■ Task directions ■
Extract every line where the string "δυναμική" appears.

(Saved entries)
--

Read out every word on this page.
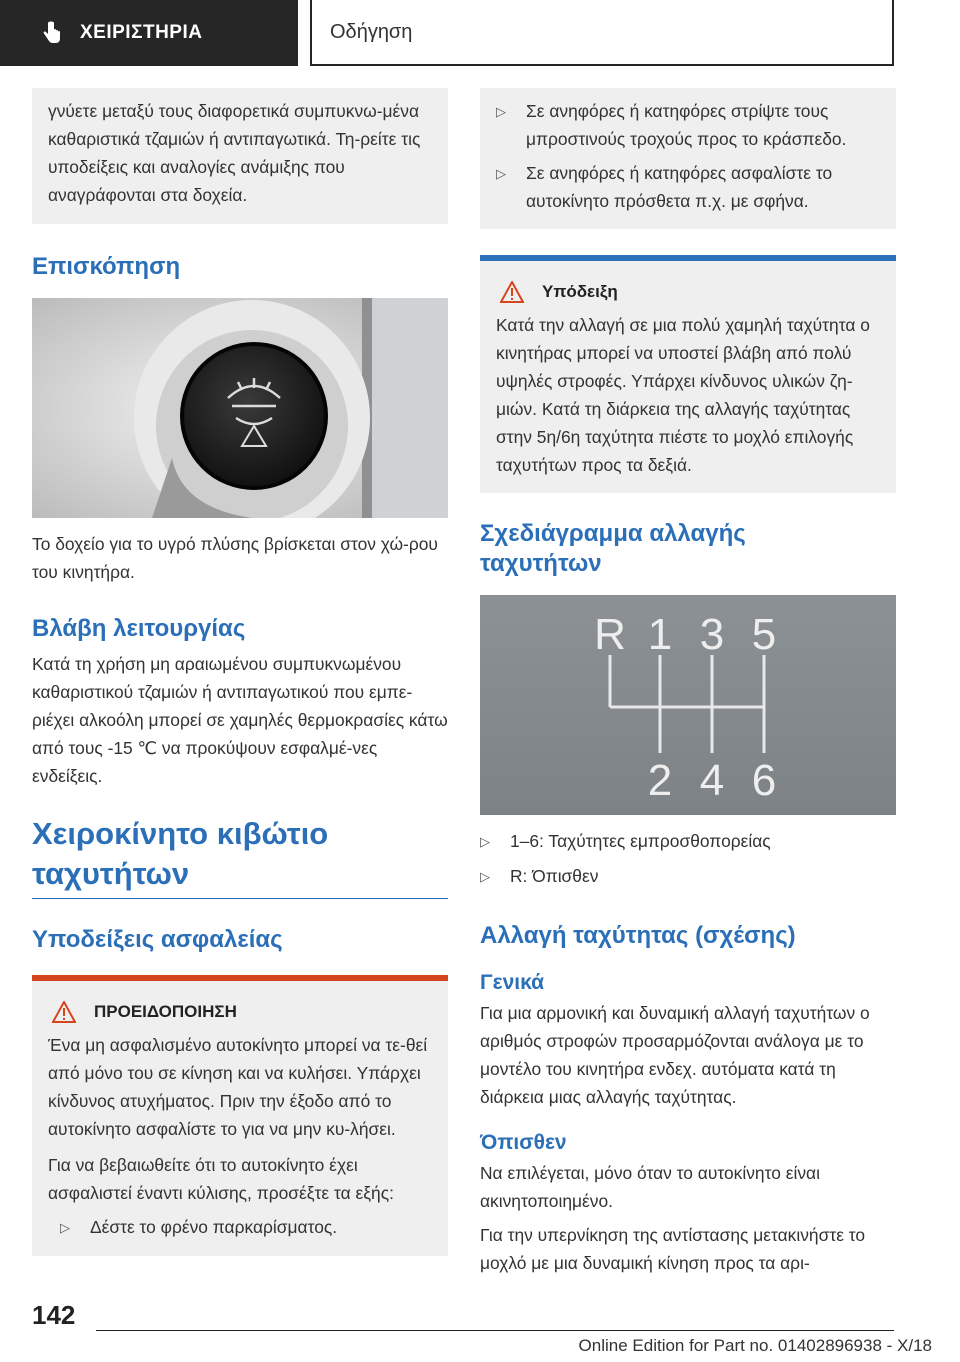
ΧΕΙΡΙΣΤΗΡΙΑ	Οδήγηση

γνύετε μεταξύ τους διαφορετικά συμπυκνω-μένα καθαριστικά τζαμιών ή αντιπαγωτικά. Τη-ρείτε τις υποδείξεις και αναλογίες ανάμιξης που αναγράφονται στα δοχεία.

Επισκόπηση

Το δοχείο για το υγρό πλύσης βρίσκεται στον χώ-ρου του κινητήρα.

Βλάβη λειτουργίας

Κατά τη χρήση μη αραιωμένου συμπυκνωμένου καθαριστικού τζαμιών ή αντιπαγωτικού που εμπε-ριέχει αλκοόλη μπορεί σε χαμηλές θερμοκρασίες κάτω από τους -15 ℃ να προκύψουν εσφαλμέ-νες ενδείξεις.

Χειροκίνητο κιβώτιο ταχυτήτων
Υποδείξεις ασφαλείας
ΠΡΟΕΙΔΟΠΟΙΗΣΗ

Ένα μη ασφαλισμένο αυτοκίνητο μπορεί να τε-θεί από μόνο του σε κίνηση και να κυλήσει. Υπάρχει κίνδυνος ατυχήματος. Πριν την έξοδο από το αυτοκίνητο ασφαλίστε το για να μην κυ-λήσει.

Για να βεβαιωθείτε ότι το αυτοκίνητο έχει ασφαλιστεί έναντι κύλισης, προσέξτε τα εξής:

▷	Δέστε το φρένο παρκαρίσματος.
▷	Σε ανηφόρες ή κατηφόρες στρίψτε τους μπροστινούς τροχούς προς το κράσπεδο.
▷	Σε ανηφόρες ή κατηφόρες ασφαλίστε το αυτοκίνητο πρόσθετα π.χ. με σφήνα.
Υπόδειξη

Κατά την αλλαγή σε μια πολύ χαμηλή ταχύτητα ο κινητήρας μπορεί να υποστεί βλάβη από πολύ υψηλές στροφές. Υπάρχει κίνδυνος υλικών ζη-μιών. Κατά τη διάρκεια της αλλαγής ταχύτητας στην 5η/6η ταχύτητα πιέστε το μοχλό επιλογής ταχυτήτων προς τα δεξιά.

Σχεδιάγραμμα αλλαγής ταχυτήτων
R 1 3 5
2 4 6
▷	1–6: Ταχύτητες εμπροσθοπορείας
▷	R: Όπισθεν
Αλλαγή ταχύτητας (σχέσης)
Γενικά

Για μια αρμονική και δυναμική αλλαγή ταχυτήτων ο αριθμός στροφών προσαρμόζονται ανάλογα με το μοντέλο του κινητήρα ενδεχ. αυτόματα κατά τη διάρκεια μιας αλλαγής ταχύτητας.

Όπισθεν

Να επιλέγεται, μόνο όταν το αυτοκίνητο είναι ακινητοποιημένο.

Για την υπερνίκηση της αντίστασης μετακινήστε το μοχλό με μια δυναμική κίνηση προς τα αρι-

142
Online Edition for Part no. 01402896938 - X/18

--

■ Worked answer ■
Για μια αρμονική και δυναμική αλλαγή ταχυτήτων ο αριθμός στροφών προσαρμόζονται ανάλογα με το μοντέλο του κινητήρα ενδεχ. αυτόματα κατά τη διάρκεια μιας αλλαγής ταχύτητας.
Για την υπερνίκηση της αντίστασης μετακινήστε το μοχλό με μια δυναμική κίνηση προς τα αρι-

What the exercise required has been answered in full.